start RECORDS TO USE

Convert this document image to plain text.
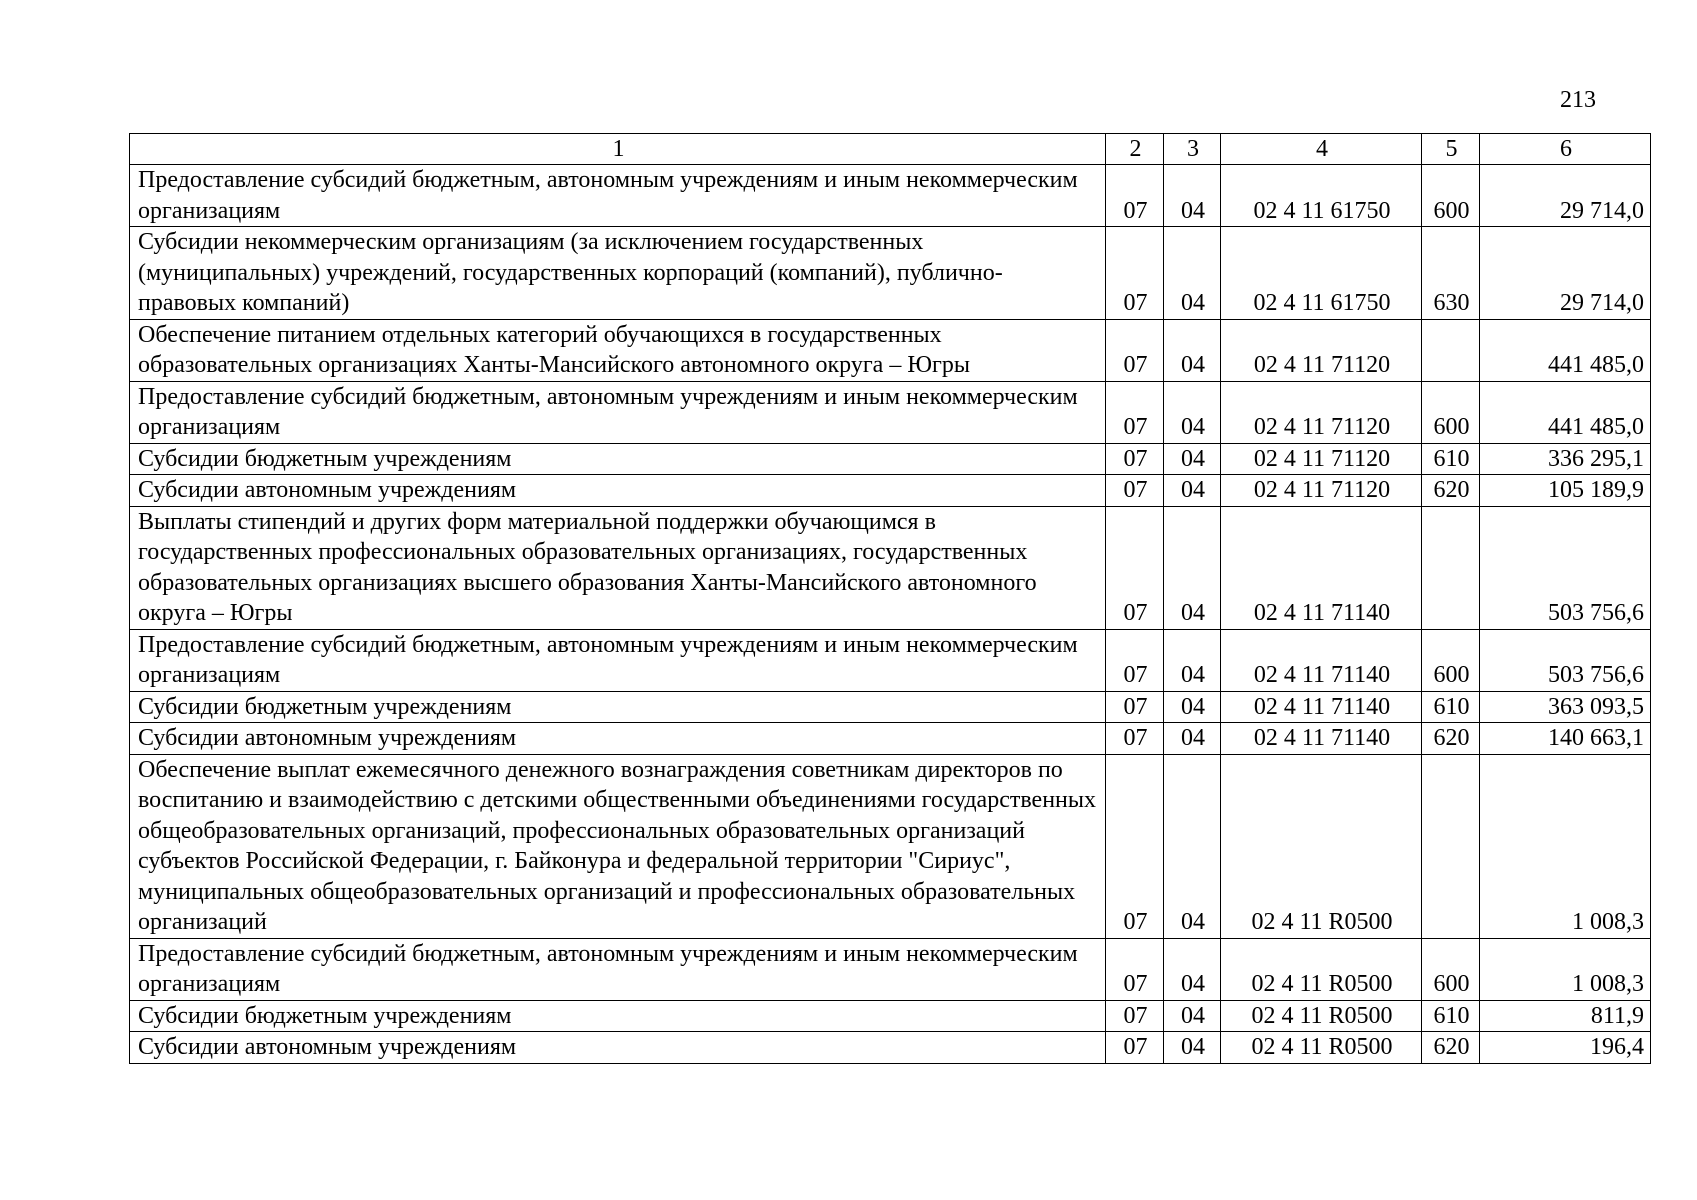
213
1	2	3	4	5	6
Предоставление субсидий бюджетным, автономным учреждениям и иным некоммерческим организациям	07	04	02 4 11 61750	600	29 714,0
Субсидии некоммерческим организациям (за исключением государственных (муниципальных) учреждений, государственных корпораций (компаний), публично-правовых компаний)	07	04	02 4 11 61750	630	29 714,0
Обеспечение питанием отдельных категорий обучающихся в государственных образовательных организациях Ханты-Мансийского автономного округа – Югры	07	04	02 4 11 71120		441 485,0
Предоставление субсидий бюджетным, автономным учреждениям и иным некоммерческим организациям	07	04	02 4 11 71120	600	441 485,0
Субсидии бюджетным учреждениям	07	04	02 4 11 71120	610	336 295,1
Субсидии автономным учреждениям	07	04	02 4 11 71120	620	105 189,9
Выплаты стипендий и других форм материальной поддержки обучающимся в государственных профессиональных образовательных организациях, государственных образовательных организациях высшего образования Ханты-Мансийского автономного округа – Югры	07	04	02 4 11 71140		503 756,6
Предоставление субсидий бюджетным, автономным учреждениям и иным некоммерческим организациям	07	04	02 4 11 71140	600	503 756,6
Субсидии бюджетным учреждениям	07	04	02 4 11 71140	610	363 093,5
Субсидии автономным учреждениям	07	04	02 4 11 71140	620	140 663,1
Обеспечение выплат ежемесячного денежного вознаграждения советникам директоров по воспитанию и взаимодействию с детскими общественными объединениями государственных общеобразовательных организаций, профессиональных образовательных организаций субъектов Российской Федерации, г. Байконура и федеральной территории "Сириус", муниципальных общеобразовательных организаций и профессиональных образовательных организаций	07	04	02 4 11 R0500		1 008,3
Предоставление субсидий бюджетным, автономным учреждениям и иным некоммерческим организациям	07	04	02 4 11 R0500	600	1 008,3
Субсидии бюджетным учреждениям	07	04	02 4 11 R0500	610	811,9
Субсидии автономным учреждениям	07	04	02 4 11 R0500	620	196,4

end RECORDS TO USE

[DIRECTIONS FOR THIS TASK] Go through the material above and print all of it exactly, except the pictures.

[RESPONSE TO THE EXERCISE]
Convert this document image to plain text.
213
1	2	3	4	5	6
Предоставление субсидий бюджетным, автономным учреждениям и иным некоммерческим организациям	07	04	02 4 11 61750	600	29 714,0
Субсидии некоммерческим организациям (за исключением государственных (муниципальных) учреждений, государственных корпораций (компаний), публично-правовых компаний)	07	04	02 4 11 61750	630	29 714,0
Обеспечение питанием отдельных категорий обучающихся в государственных образовательных организациях Ханты-Мансийского автономного округа – Югры	07	04	02 4 11 71120		441 485,0
Предоставление субсидий бюджетным, автономным учреждениям и иным некоммерческим организациям	07	04	02 4 11 71120	600	441 485,0
Субсидии бюджетным учреждениям	07	04	02 4 11 71120	610	336 295,1
Субсидии автономным учреждениям	07	04	02 4 11 71120	620	105 189,9
Выплаты стипендий и других форм материальной поддержки обучающимся в государственных профессиональных образовательных организациях, государственных образовательных организациях высшего образования Ханты-Мансийского автономного округа – Югры	07	04	02 4 11 71140		503 756,6
Предоставление субсидий бюджетным, автономным учреждениям и иным некоммерческим организациям	07	04	02 4 11 71140	600	503 756,6
Субсидии бюджетным учреждениям	07	04	02 4 11 71140	610	363 093,5
Субсидии автономным учреждениям	07	04	02 4 11 71140	620	140 663,1
Обеспечение выплат ежемесячного денежного вознаграждения советникам директоров по воспитанию и взаимодействию с детскими общественными объединениями государственных общеобразовательных организаций, профессиональных образовательных организаций субъектов Российской Федерации, г. Байконура и федеральной территории "Сириус", муниципальных общеобразовательных организаций и профессиональных образовательных организаций	07	04	02 4 11 R0500		1 008,3
Предоставление субсидий бюджетным, автономным учреждениям и иным некоммерческим организациям	07	04	02 4 11 R0500	600	1 008,3
Субсидии бюджетным учреждениям	07	04	02 4 11 R0500	610	811,9
Субсидии автономным учреждениям	07	04	02 4 11 R0500	620	196,4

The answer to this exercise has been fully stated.